--- TO BE DONE ---
Determine how many lines contain the string "derivative", then reply with that figure only.

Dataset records
-*-*-

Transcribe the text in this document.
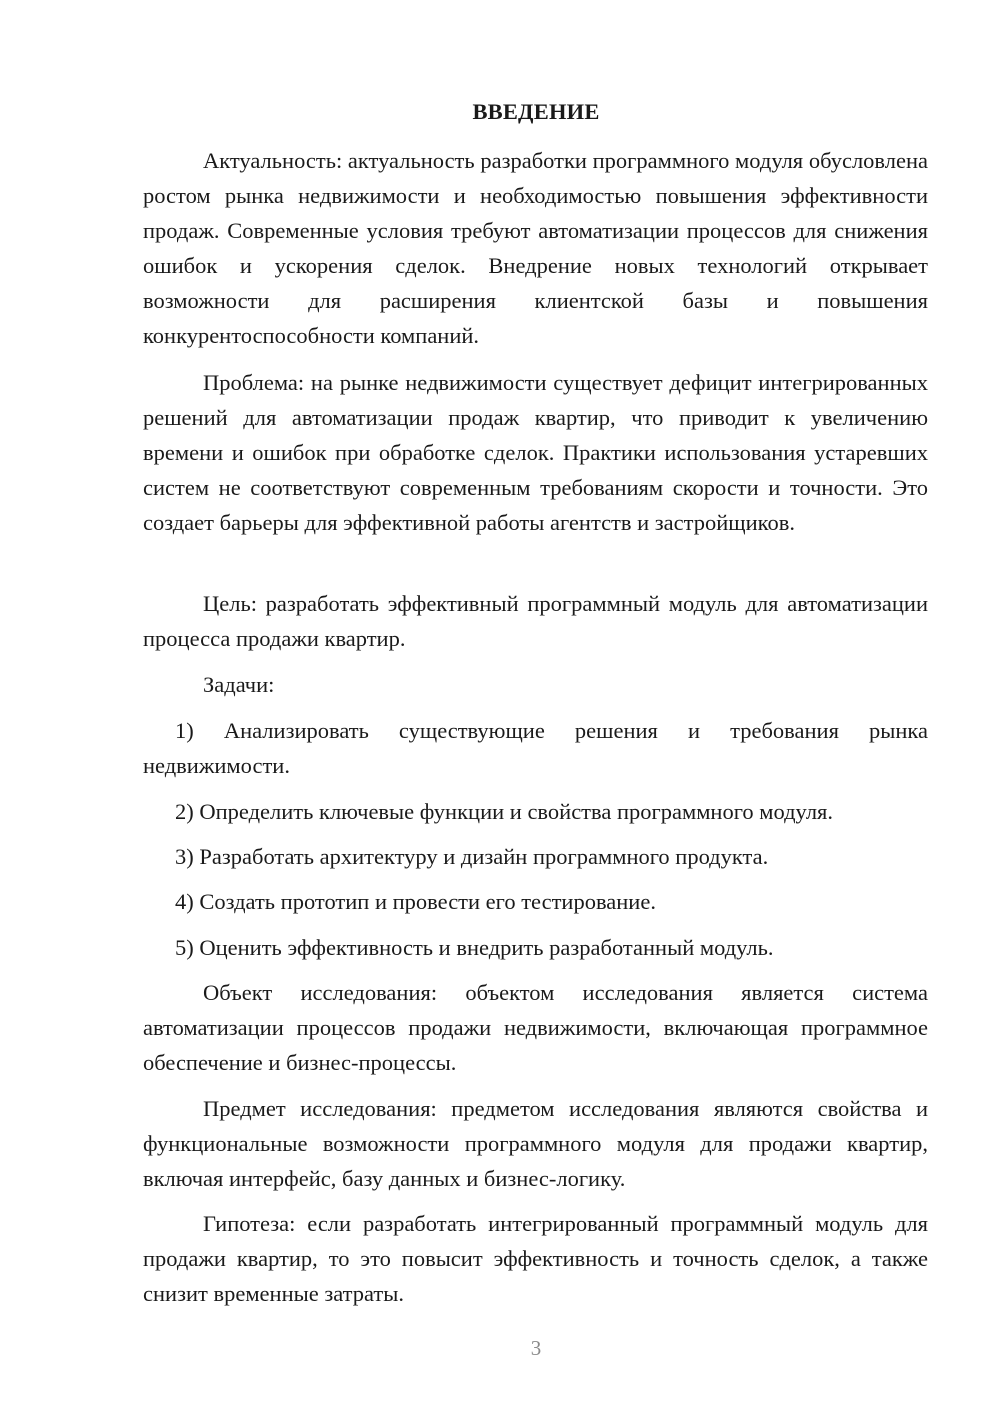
ВВЕДЕНИЕ

Актуальность: актуальность разработки программного модуля обусловлена ростом рынка недвижимости и необходимостью повышения эффективности продаж. Современные условия требуют автоматизации процессов для снижения ошибок и ускорения сделок. Внедрение новых технологий открывает возможности для расширения клиентской базы и повышения конкурентоспособности компаний.

Проблема: на рынке недвижимости существует дефицит интегрированных решений для автоматизации продаж квартир, что приводит к увеличению времени и ошибок при обработке сделок. Практики использования устаревших систем не соответствуют современным требованиям скорости и точности. Это создает барьеры для эффективной работы агентств и застройщиков.

Цель: разработать эффективный программный модуль для автоматизации процесса продажи квартир.

Задачи:

1) Анализировать существующие решения и требования рынка недвижимости.

2) Определить ключевые функции и свойства программного модуля.

3) Разработать архитектуру и дизайн программного продукта.

4) Создать прототип и провести его тестирование.

5) Оценить эффективность и внедрить разработанный модуль.

Объект исследования: объектом исследования является система автоматизации процессов продажи недвижимости, включающая программное обеспечение и бизнес-процессы.

Предмет исследования: предметом исследования являются свойства и функциональные возможности программного модуля для продажи квартир, включая интерфейс, базу данных и бизнес-логику.

Гипотеза: если разработать интегрированный программный модуль для продажи квартир, то это повысит эффективность и точность сделок, а также снизит временные затраты.

3
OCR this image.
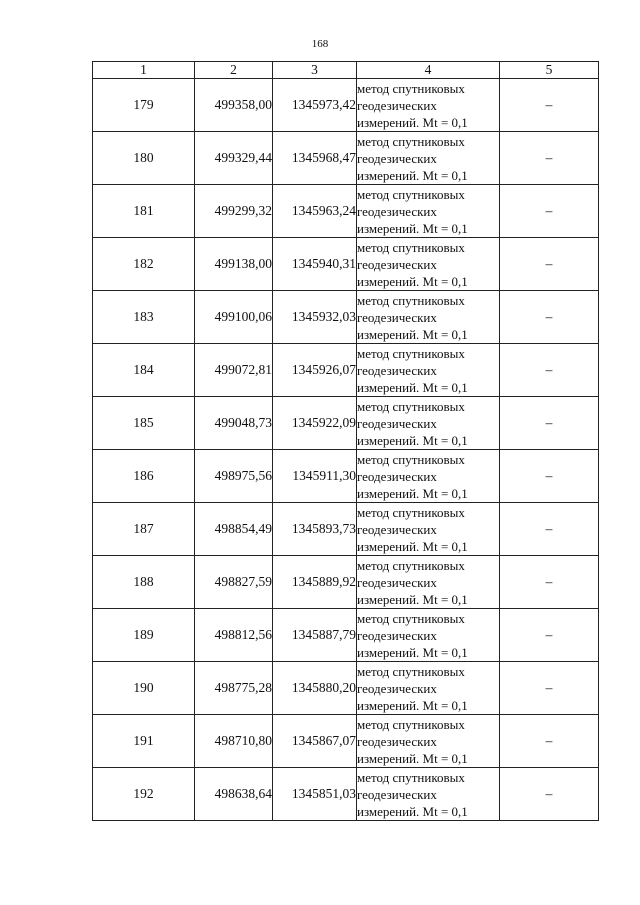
168
1	2	3	4	5
179	499358,00	1345973,42	метод спутниковых
геодезических
измерений. Mt = 0,1	–
180	499329,44	1345968,47	метод спутниковых
геодезических
измерений. Mt = 0,1	–
181	499299,32	1345963,24	метод спутниковых
геодезических
измерений. Mt = 0,1	–
182	499138,00	1345940,31	метод спутниковых
геодезических
измерений. Mt = 0,1	–
183	499100,06	1345932,03	метод спутниковых
геодезических
измерений. Mt = 0,1	–
184	499072,81	1345926,07	метод спутниковых
геодезических
измерений. Mt = 0,1	–
185	499048,73	1345922,09	метод спутниковых
геодезических
измерений. Mt = 0,1	–
186	498975,56	1345911,30	метод спутниковых
геодезических
измерений. Mt = 0,1	–
187	498854,49	1345893,73	метод спутниковых
геодезических
измерений. Mt = 0,1	–
188	498827,59	1345889,92	метод спутниковых
геодезических
измерений. Mt = 0,1	–
189	498812,56	1345887,79	метод спутниковых
геодезических
измерений. Mt = 0,1	–
190	498775,28	1345880,20	метод спутниковых
геодезических
измерений. Mt = 0,1	–
191	498710,80	1345867,07	метод спутниковых
геодезических
измерений. Mt = 0,1	–
192	498638,64	1345851,03	метод спутниковых
геодезических
измерений. Mt = 0,1	–
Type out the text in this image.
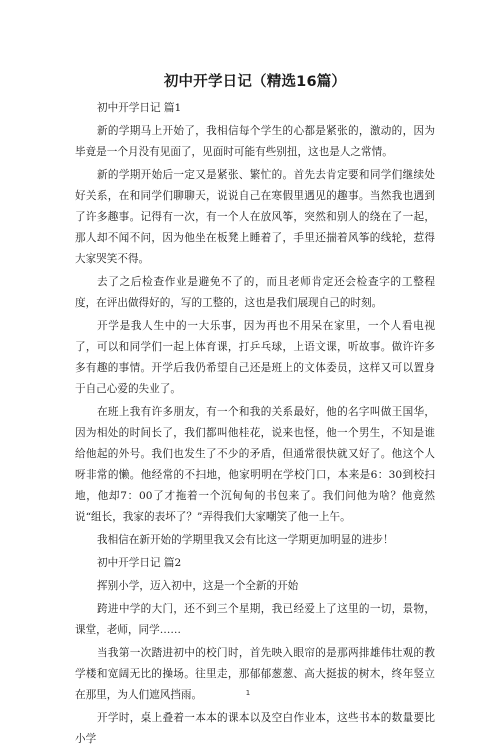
初中开学日记（精选16篇）

初中开学日记 篇1

新的学期马上开始了，我相信每个学生的心都是紧张的，激动的，因为毕竟是一个月没有见面了，见面时可能有些别扭，这也是人之常情。

新的学期开始后一定又是紧张、繁忙的。首先去肯定要和同学们继续处好关系，在和同学们聊聊天，说说自己在寒假里遇见的趣事。当然我也遇到了许多趣事。记得有一次，有一个人在放风筝，突然和别人的绕在了一起，那人却不闻不问，因为他坐在板凳上睡着了，手里还揣着风筝的线轮，惹得大家哭笑不得。

去了之后检查作业是避免不了的，而且老师肯定还会检查字的工整程度，在评出做得好的，写的工整的，这也是我们展现自己的时刻。

开学是我人生中的一大乐事，因为再也不用呆在家里，一个人看电视了，可以和同学们一起上体育课，打乒乓球，上语文课，听故事。做许许多多有趣的事情。开学后我仍希望自己还是班上的文体委员，这样又可以置身于自己心爱的失业了。

在班上我有许多朋友，有一个和我的关系最好，他的名字叫做王国华，因为相处的时间长了，我们都叫他桂花，说来也怪，他一个男生，不知是谁给他起的外号。我们也发生了不少的矛盾，但通常很快就又好了。他这个人呀非常的懒。他经常的不扫地，他家明明在学校门口，本来是6：30到校扫地，他却7：00了才拖着一个沉甸甸的书包来了。我们问他为啥？他竟然说“组长，我家的表坏了？”弄得我们大家嘲笑了他一上午。

我相信在新开始的学期里我又会有比这一学期更加明显的进步！

初中开学日记 篇2

挥别小学，迈入初中，这是一个全新的开始

跨进中学的大门，还不到三个星期，我已经爱上了这里的一切，景物，课堂，老师，同学……

当我第一次踏进初中的校门时，首先映入眼帘的是那两排雄伟壮观的教学楼和宽阔无比的操场。往里走，那郁郁葱葱、高大挺拔的树木，终年竖立在那里，为人们遮风挡雨。

开学时，桌上叠着一本本的课本以及空白作业本，这些书本的数量要比小学

1
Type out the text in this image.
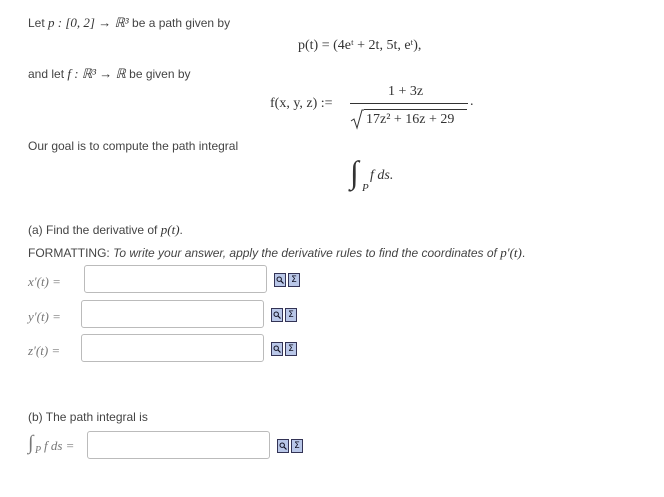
Let p : [0, 2] → ℝ³ be a path given by
p(t) = (4eᵗ + 2t, 5t, eᵗ),
and let f : ℝ³ → ℝ be given by
f(x, y, z) :=
1 + 3z
17z² + 16z + 29
.
Our goal is to compute the path integral
∫ P
f ds.
(a) Find the derivative of p(t).
FORMATTING: To write your answer, apply the derivative rules to find the coordinates of p′(t).
x′(t) =	Σ
y′(t) =	Σ
z′(t) =	Σ
(b) The path integral is
∫ P f ds =	Σ
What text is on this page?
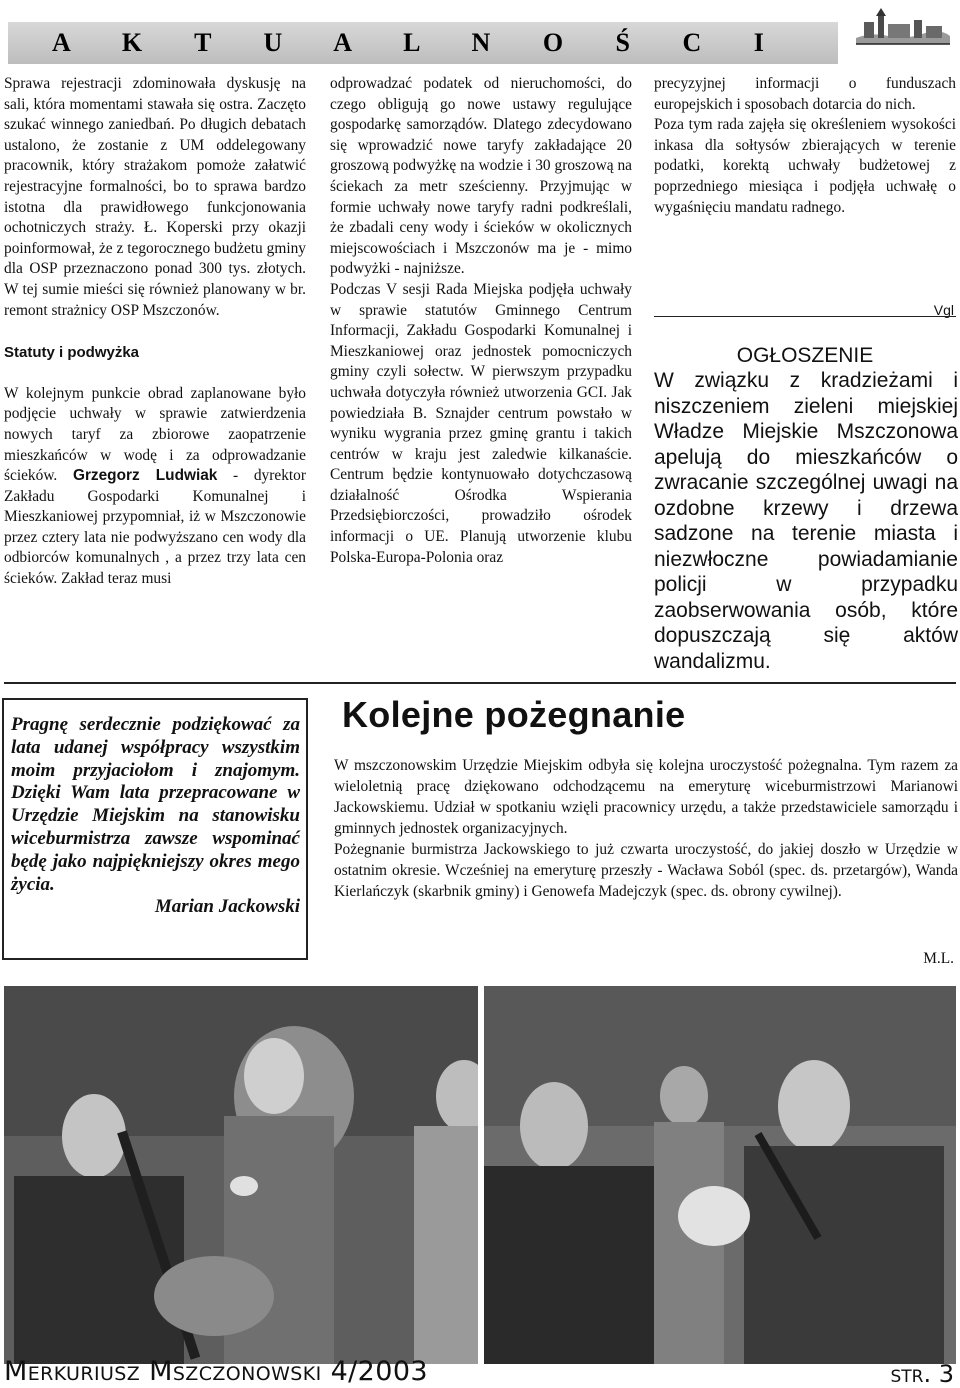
A K T U A L N O Ś C I

Sprawa rejestracji zdominowała dyskusję na sali, która momentami stawała się ostra. Zaczęto szukać winnego zaniedbań. Po długich debatach ustalono, że zostanie z UM oddelegowany pracownik, który strażakom pomoże załatwić rejestracyjne formalności, bo to sprawa bardzo istotna dla prawidłowego funkcjonowania ochotniczych straży. Ł. Koperski przy okazji poinformował, że z tegorocznego budżetu gminy dla OSP przeznaczono ponad 300 tys. złotych. W tej sumie mieści się również planowany w br. remont strażnicy OSP Mszczonów.

Statuty i podwyżka

W kolejnym punkcie obrad zaplanowane było podjęcie uchwały w sprawie zatwierdzenia nowych taryf za zbiorowe zaopatrzenie mieszkańców w wodę i za odprowadzanie ścieków. Grzegorz Ludwiak - dyrektor Zakładu Gospodarki Komunalnej i Mieszkaniowej przypomniał, iż w Mszczonowie przez cztery lata nie podwyższano cen wody dla odbiorców komunalnych , a przez trzy lata cen ścieków. Zakład teraz musi

odprowadzać podatek od nieruchomości, do czego obligują go nowe ustawy regulujące gospodarkę samorządów. Dlatego zdecydowano się wprowadzić nowe taryfy zakładające 20 groszową podwyżkę na wodzie i 30 groszową na ściekach za metr sześcienny. Przyjmując w formie uchwały nowe taryfy radni podkreślali, że zbadali ceny wody i ścieków w okolicznych miejscowościach i Mszczonów ma je - mimo podwyżki - najniższe.

Podczas V sesji Rada Miejska podjęła uchwały w sprawie statutów Gminnego Centrum Informacji, Zakładu Gospodarki Komunalnej i Mieszkaniowej oraz jednostek pomocniczych gminy czyli sołectw. W pierwszym przypadku uchwała dotyczyła również utworzenia GCI. Jak powiedziała B. Sznajder centrum powstało w wyniku wygrania przez gminę grantu i takich centrów w kraju jest zaledwie kilkanaście. Centrum będzie kontynuowało dotychczasową działalność Ośrodka Wspierania Przedsiębiorczości, prowadziło ośrodek informacji o UE. Planują utworzenie klubu Polska-Europa-Polonia oraz

precyzyjnej informacji o funduszach europejskich i sposobach dotarcia do nich.

Poza tym rada zajęła się określeniem wysokości inkasa dla sołtysów zbierających w terenie podatki, korektą uchwały budżetowej z poprzedniego miesiąca i podjęła uchwałę o wygaśnięciu mandatu radnego.

Vgl
OGŁOSZENIE
W związku z kradzieżami i niszczeniem zieleni miejskiej Władze Miejskie Mszczonowa apelują do mieszkańców o zwracanie szczególnej uwagi na ozdobne krzewy i drzewa sadzone na terenie miasta i niezwłoczne powiadamianie policji w przypadku zaobserwowania osób, które dopuszczają się aktów wandalizmu.
Pragnę serdecznie podziękować za lata udanej współpracy wszystkim moim przyjaciołom i znajomym. Dzięki Wam lata przepracowane w Urzędzie Miejskim na stanowisku wiceburmistrza zawsze wspominać będę jako najpiękniejszy okres mego życia.
Marian Jackowski
Kolejne pożegnanie

W mszczonowskim Urzędzie Miejskim odbyła się kolejna uroczystość pożegnalna. Tym razem za wieloletnią pracę dziękowano odchodzącemu na emeryturę wiceburmistrzowi Marianowi Jackowskiemu. Udział w spotkaniu wzięli pracownicy urzędu, a także przedstawiciele samorządu i gminnych jednostek organizacyjnych.

Pożegnanie burmistrza Jackowskiego to już czwarta uroczystość, do jakiej doszło w Urzędzie w ostatnim okresie. Wcześniej na emeryturę przeszły - Wacława Soból (spec. ds. przetargów), Wanda Kierlańczyk (skarbnik gminy) i Genowefa Madejczyk (spec. ds. obrony cywilnej).

M.L.
Merkuriusz Mszczonowski 4/2003	str. 3
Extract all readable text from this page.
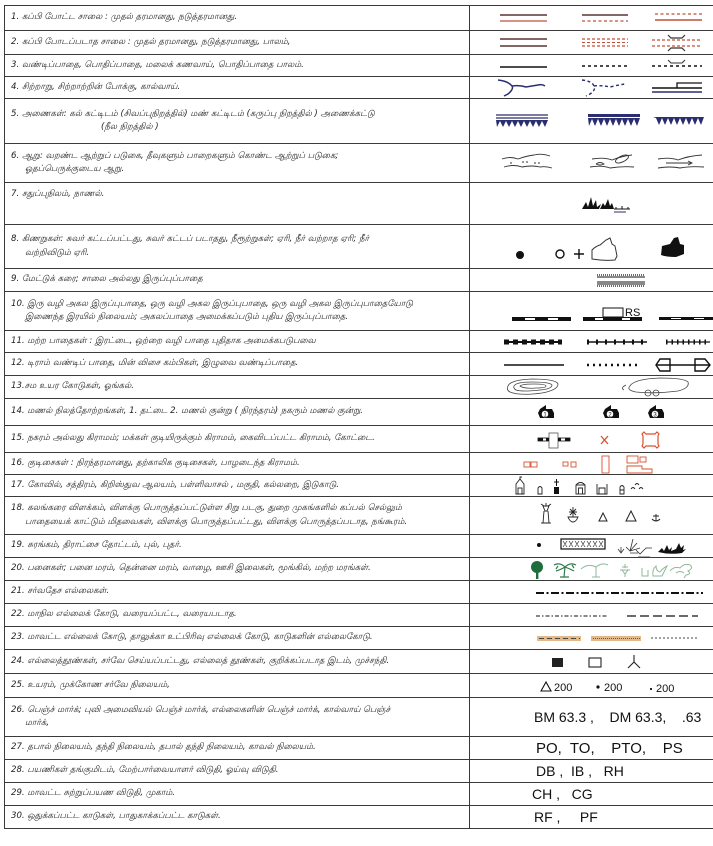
1. கப்பி போட்ட சாலை : முதல் தரமானது, நடுத்தரமானது.	

2. கப்பி போடப்படாத சாலை : முதல் தரமானது, நடுத்தரமானது, பாலம்,	

3. வண்டிப்பாதை, பொதிப்பாதை, மலைக் கணவாய், பொதிப்பாதை பாலம்.	

4. சிற்றாறு, சிற்றாற்றின் போக்கு, கால்வாய்.	

5. அணைகள்: கல் கட்டிடம் (சிவப்புநிறத்தில்) மண் கட்டிடம் (கருப்பு நிறத்தில் ) அணைக்கட்டு
(நீல நிறத்தில் )	

6. ஆறு: வறண்ட ஆற்றுப் படுகை, தீவுகளும் பாறைகளும் கொண்ட ஆற்றுப் படுகை;
ஓதப்பெருக்குடைய ஆறு.	

7. சதுப்புநிலம், நாணல்.	

8. கிணறுகள்: சுவர் கட்டப்பட்டது, சுவர் கட்டப் படாதது, நீரூற்றுகள்; ஏரி, நீர் வற்றாத ஏரி; நீர்
வற்றிவிடும் ஏரி.	

9. மேட்டுக் கரை; சாலை அல்லது இருப்புப்பாதை	

10. இரு வழி அகல இருப்புபாதை, ஒரு வழி அகல இருப்புபாதை, ஒரு வழி அகல இருப்புபாதையோடு
இணைந்த இரயில் நிலையம்; அகலப்பாதை அமைக்கப்படும் புதிய இருப்புப்பாதை.	RS

11. மற்ற பாதைகள் : இரட்டை, ஒற்றை வழி பாதை புதிதாக அமைக்கபடுபவை	

12. டிராம் வண்டிப் பாதை, மின் விசை கம்பிகள், இழுவை வண்டிப்பாதை.	

13.சம உயர கோடுகள், ஓங்கல்.	

14. மணல் நிலத்தோற்றங்கள், 1. தட்டை 2. மணல் குன்று ( நிரந்தரம்) நகரும் மணல் குன்று.	1 2 3

15. நகரம் அல்லது கிராமம்; மக்கள் குடியிருக்கும் கிராமம், கைவிடப்பட்ட கிராமம், கோட்டை.	

16. குடிசைகள் : நிரந்தரமானது, தற்காலிக குடிசைகள், பாழடைந்த கிராமம்.	

17. கோவில், சத்திரம், கிறிஸ்துவ ஆலயம், பள்ளிவாசல் , மகுதி, கல்லறை, இடுகாடு.	

18. கலங்கரை விளக்கம், விளக்கு பொருத்தப்பட்டுள்ள சிறு படகு, துறை முகங்களில் கப்பல் செல்லும்
பாதையைக் காட்டும் மிதவைகள், விளக்கு பொருத்தப்பட்டது, விளக்கு பொருத்தப்படாத, நங்கூரம்.	

19. சுரங்கம், திராட்சை தோட்டம், புல், புதர்.	

20. பனைகள்; பனை மரம், தென்னை மரம், வாழை, ஊசி இலைகள், மூங்கில், மற்ற மரங்கள்.	

21. சர்வதேச எல்லைகள்.	

22. மாநில எல்லைக் கோடு, வரையப்பட்ட, வரையபடாத.	

23. மாவட்ட எல்லைக் கோடு, தாலுக்கா உட்பிரிவு எல்லைக் கோடு, காடுகளின் எல்லைகோடு.	

24. எல்லைத்தூண்கள், சர்வே செய்யப்பட்டது, எல்லைத் தூண்கள், குறிக்கப்படாத இடம், முச்சந்தி.	

25. உயரம், முக்கோண சர்வே நிலையம்,	200 200 200

26. பெஞ்ச் மார்க்; புவி அமைவியல் பெஞ்ச் மார்க், எல்லைகளின் பெஞ்ச் மார்க், கால்வாய் பெஞ்ச்
மார்க்,	BM 63.3 ,    DM 63.3,    .63
27. தபால் நிலையம், தந்தி நிலையம், தபால் தந்தி நிலையம், காவல் நிலையம்.	PO,  TO,    PTO,    PS
28. பயணிகள் தங்குமிடம், மேற்பார்வையாளர் விடுதி, ஓய்வு விடுதி.	DB ,  IB ,   RH
29. மாவட்ட சுற்றுப்பயண விடுதி, முகாம்.	CH ,   CG
30. ஒதுக்கப்பட்ட காடுகள், பாதுகாக்கப்பட்ட காடுகள்.	RF ,     PF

-*-*-

--- OUTPUT ---
2